#### PROMPT
Locate and copy all lines bearing the word "labels".

(Rows from a dataset)
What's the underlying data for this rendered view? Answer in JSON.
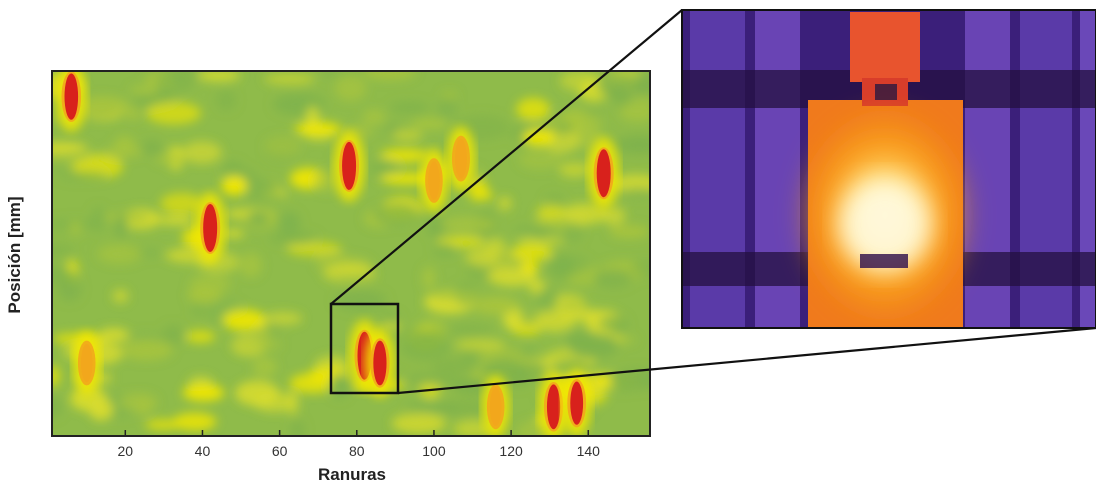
{
  "chart_data": {
    "type": "heatmap",
    "xlabel": "Ranuras",
    "ylabel": "Posición [mm]",
    "xlim": [
      1,
      156
    ],
    "xticks": [
      "20",
      "40",
      "60",
      "80",
      "100",
      "120",
      "140"
    ],
    "colormap": [
      "#7fb24c",
      "#a8c53e",
      "#d8dc2e",
      "#f3e800",
      "#f2a71c",
      "#d8211c"
    ],
    "hotspots": [
      {
        "x": 6,
        "y": 0.93,
        "intensity": 0.95
      },
      {
        "x": 42,
        "y": 0.57,
        "intensity": 1.0
      },
      {
        "x": 78,
        "y": 0.74,
        "intensity": 1.0
      },
      {
        "x": 144,
        "y": 0.72,
        "intensity": 1.0
      },
      {
        "x": 82,
        "y": 0.22,
        "intensity": 1.0
      },
      {
        "x": 86,
        "y": 0.2,
        "intensity": 0.9
      },
      {
        "x": 131,
        "y": 0.08,
        "intensity": 0.9
      },
      {
        "x": 137,
        "y": 0.09,
        "intensity": 0.85
      },
      {
        "x": 107,
        "y": 0.76,
        "intensity": 0.75
      },
      {
        "x": 100,
        "y": 0.7,
        "intensity": 0.7
      },
      {
        "x": 116,
        "y": 0.08,
        "intensity": 0.7
      },
      {
        "x": 10,
        "y": 0.2,
        "intensity": 0.7
      }
    ],
    "zoom_region": {
      "x": [
        73,
        90
      ],
      "y": [
        0.1,
        0.35
      ]
    },
    "inset": {
      "description_colors": [
        "#3a1a6e",
        "#6b3cb0",
        "#e8432a",
        "#f79a1a",
        "#fff3b0"
      ]
    }
  }
}
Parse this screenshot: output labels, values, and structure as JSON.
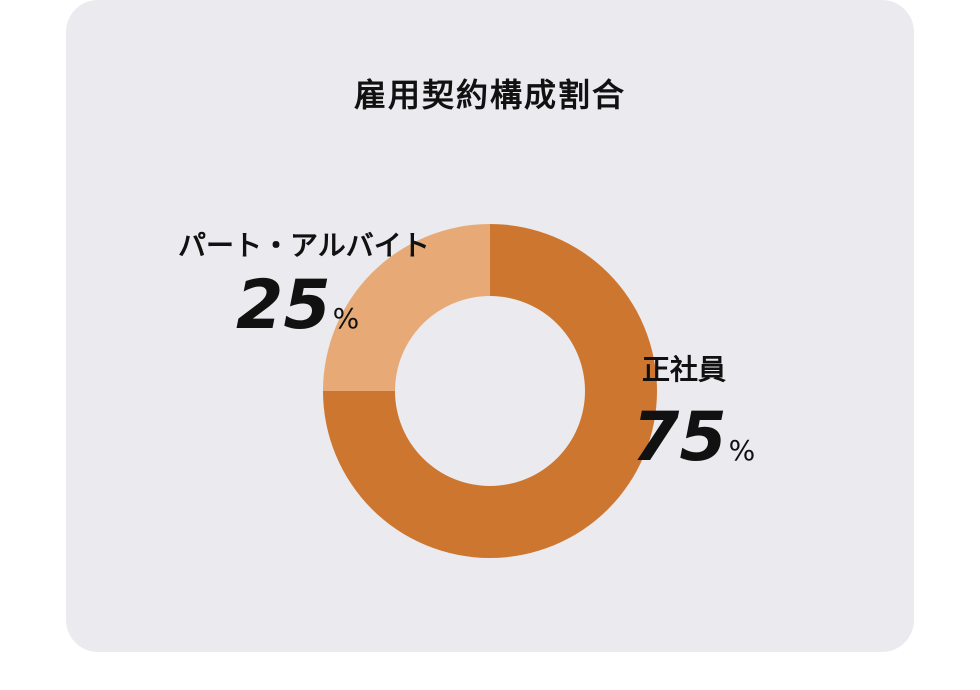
{
  "chart_data": {
    "type": "pie",
    "title": "雇用契約構成割合",
    "categories": [
      "正社員",
      "パート・アルバイト"
    ],
    "values": [
      75,
      25
    ],
    "unit": "%",
    "colors": [
      "#cd762f",
      "#e7aa77"
    ],
    "legend": "none"
  }
}
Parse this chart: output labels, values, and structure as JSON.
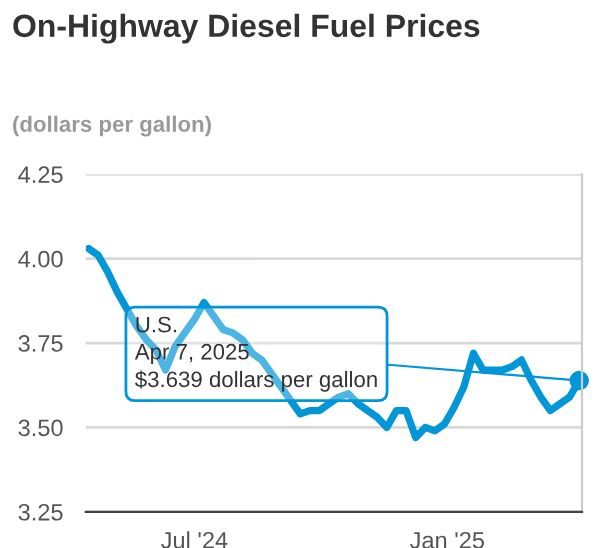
{
  "chart_data": {
    "type": "line",
    "title": "On-Highway Diesel Fuel Prices",
    "subtitle": "(dollars per gallon)",
    "x": [
      "2024-04-15",
      "2024-04-22",
      "2024-04-29",
      "2024-05-06",
      "2024-05-13",
      "2024-05-20",
      "2024-05-27",
      "2024-06-03",
      "2024-06-10",
      "2024-06-17",
      "2024-06-24",
      "2024-07-01",
      "2024-07-08",
      "2024-07-15",
      "2024-07-22",
      "2024-07-29",
      "2024-08-05",
      "2024-08-12",
      "2024-08-19",
      "2024-08-26",
      "2024-09-02",
      "2024-09-09",
      "2024-09-16",
      "2024-09-23",
      "2024-09-30",
      "2024-10-07",
      "2024-10-14",
      "2024-10-21",
      "2024-10-28",
      "2024-11-04",
      "2024-11-11",
      "2024-11-18",
      "2024-11-25",
      "2024-12-02",
      "2024-12-09",
      "2024-12-16",
      "2024-12-23",
      "2024-12-30",
      "2025-01-06",
      "2025-01-13",
      "2025-01-20",
      "2025-01-27",
      "2025-02-03",
      "2025-02-10",
      "2025-02-17",
      "2025-02-24",
      "2025-03-03",
      "2025-03-10",
      "2025-03-17",
      "2025-03-24",
      "2025-03-31",
      "2025-04-07"
    ],
    "series": [
      {
        "color": "#0096d7",
        "values": [
          4.03,
          4.01,
          3.96,
          3.9,
          3.85,
          3.8,
          3.76,
          3.73,
          3.67,
          3.74,
          3.78,
          3.82,
          3.87,
          3.83,
          3.79,
          3.78,
          3.76,
          3.72,
          3.7,
          3.66,
          3.62,
          3.58,
          3.54,
          3.55,
          3.55,
          3.57,
          3.59,
          3.6,
          3.57,
          3.55,
          3.53,
          3.5,
          3.55,
          3.55,
          3.47,
          3.5,
          3.49,
          3.51,
          3.56,
          3.62,
          3.72,
          3.67,
          3.67,
          3.67,
          3.68,
          3.7,
          3.64,
          3.59,
          3.55,
          3.57,
          3.59,
          3.639
        ]
      }
    ],
    "xlim": [
      "2024-04-13",
      "2025-04-09"
    ],
    "xticks": [
      {
        "value": "2024-07-01",
        "label": "Jul '24"
      },
      {
        "value": "2025-01-01",
        "label": "Jan '25"
      }
    ],
    "ylim": [
      3.25,
      4.25
    ],
    "yticks": [
      3.25,
      {
        "value": 3.5,
        "label": "3.50"
      },
      3.75,
      {
        "value": 4.0,
        "label": "4.00"
      },
      4.25
    ],
    "grid": "y",
    "line_style": "solid",
    "annotations": [
      {
        "text": "U.S.\nApr 7, 2025\n$3.639 dollars per gallon",
        "x": "2025-04-07",
        "y": 3.639
      }
    ]
  }
}
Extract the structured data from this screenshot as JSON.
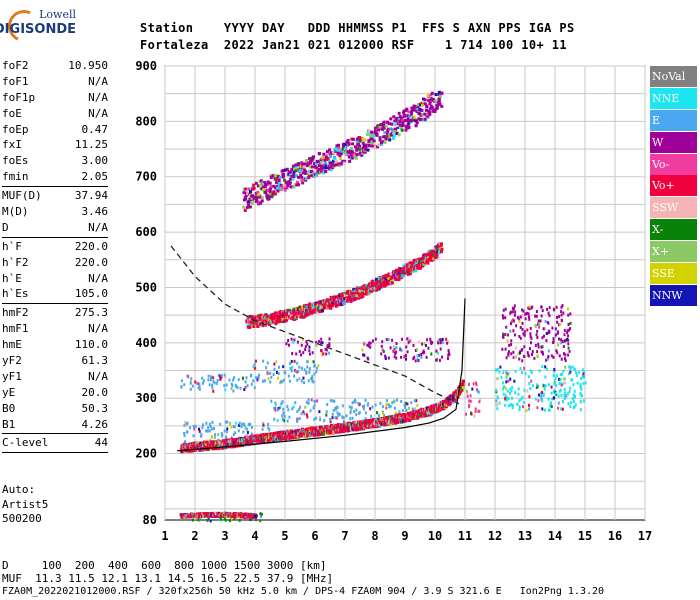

#### IN RESPONSE
Parse this screenshot: output labels, values, and structure as JSON.
Parse this chart: output labels, values, and structure as JSON.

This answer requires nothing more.